## Work instructions
All lines in the data bearing the string "poumons" should be identified and copied.

## Working data
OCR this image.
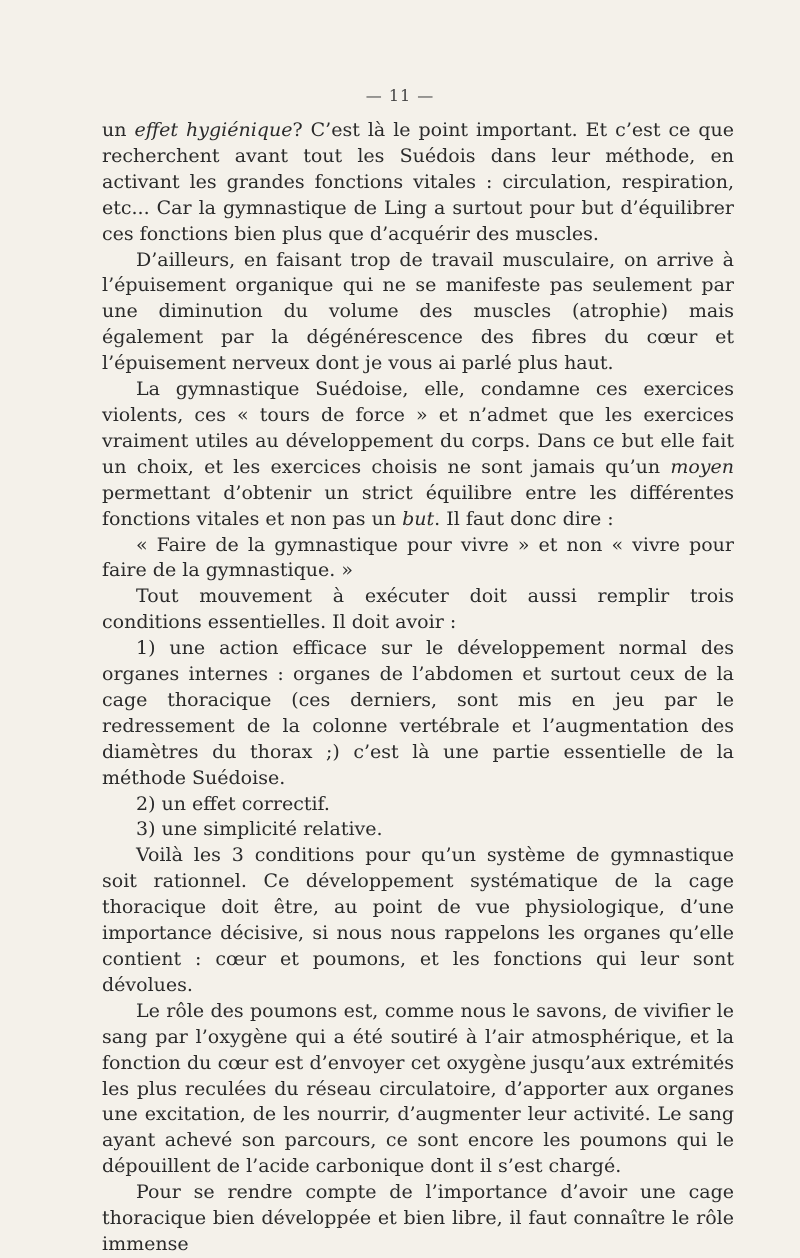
— 11 —

un effet hygiénique? C’est là le point important. Et c’est ce que recherchent avant tout les Suédois dans leur méthode, en activant les grandes fonctions vitales : circulation, respiration, etc... Car la gymnastique de Ling a surtout pour but d’équilibrer ces fonctions bien plus que d’acquérir des muscles.

D’ailleurs, en faisant trop de travail musculaire, on arrive à l’épuisement organique qui ne se manifeste pas seulement par une diminution du volume des muscles (atrophie) mais également par la dégénérescence des fibres du cœur et l’épuisement nerveux dont je vous ai parlé plus haut.

La gymnastique Suédoise, elle, condamne ces exercices violents, ces « tours de force » et n’admet que les exercices vraiment utiles au développement du corps. Dans ce but elle fait un choix, et les exercices choisis ne sont jamais qu’un moyen permettant d’obtenir un strict équilibre entre les différentes fonctions vitales et non pas un but. Il faut donc dire :

« Faire de la gymnastique pour vivre » et non « vivre pour faire de la gymnastique. »

Tout mouvement à exécuter doit aussi remplir trois conditions essentielles. Il doit avoir :

1) une action efficace sur le développement normal des organes internes : organes de l’abdomen et surtout ceux de la cage thoracique (ces derniers, sont mis en jeu par le redressement de la colonne vertébrale et l’augmentation des diamètres du thorax ;) c’est là une partie essentielle de la méthode Suédoise.

2) un effet correctif.

3) une simplicité relative.

Voilà les 3 conditions pour qu’un système de gymnastique soit rationnel. Ce développement systématique de la cage thoracique doit être, au point de vue physiologique, d’une importance décisive, si nous nous rappelons les organes qu’elle contient : cœur et poumons, et les fonctions qui leur sont dévolues.

Le rôle des poumons est, comme nous le savons, de vivifier le sang par l’oxygène qui a été soutiré à l’air atmosphérique, et la fonction du cœur est d’envoyer cet oxygène jusqu’aux extrémités les plus reculées du réseau circulatoire, d’apporter aux organes une excitation, de les nourrir, d’augmenter leur activité. Le sang ayant achevé son parcours, ce sont encore les poumons qui le dépouillent de l’acide carbonique dont il s’est chargé.

Pour se rendre compte de l’importance d’avoir une cage thoracique bien développée et bien libre, il faut connaître le rôle immense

## Answer for the task
Voilà les 3 conditions pour qu’un système de gymnastique soit rationnel. Ce développement systématique de la cage thoracique doit être, au point de vue physiologique, d’une importance décisive, si nous nous rappelons les organes qu’elle contient : cœur et poumons, et les fonctions qui leur sont dévolues.
Le rôle des poumons est, comme nous le savons, de vivifier le sang par l’oxygène qui a été soutiré à l’air atmosphérique, et la fonction du cœur est d’envoyer cet oxygène jusqu’aux extrémités les plus reculées du réseau circulatoire, d’apporter aux organes une excitation, de les nourrir, d’augmenter leur activité. Le sang ayant achevé son parcours, ce sont encore les poumons qui le dépouillent de l’acide carbonique dont il s’est chargé.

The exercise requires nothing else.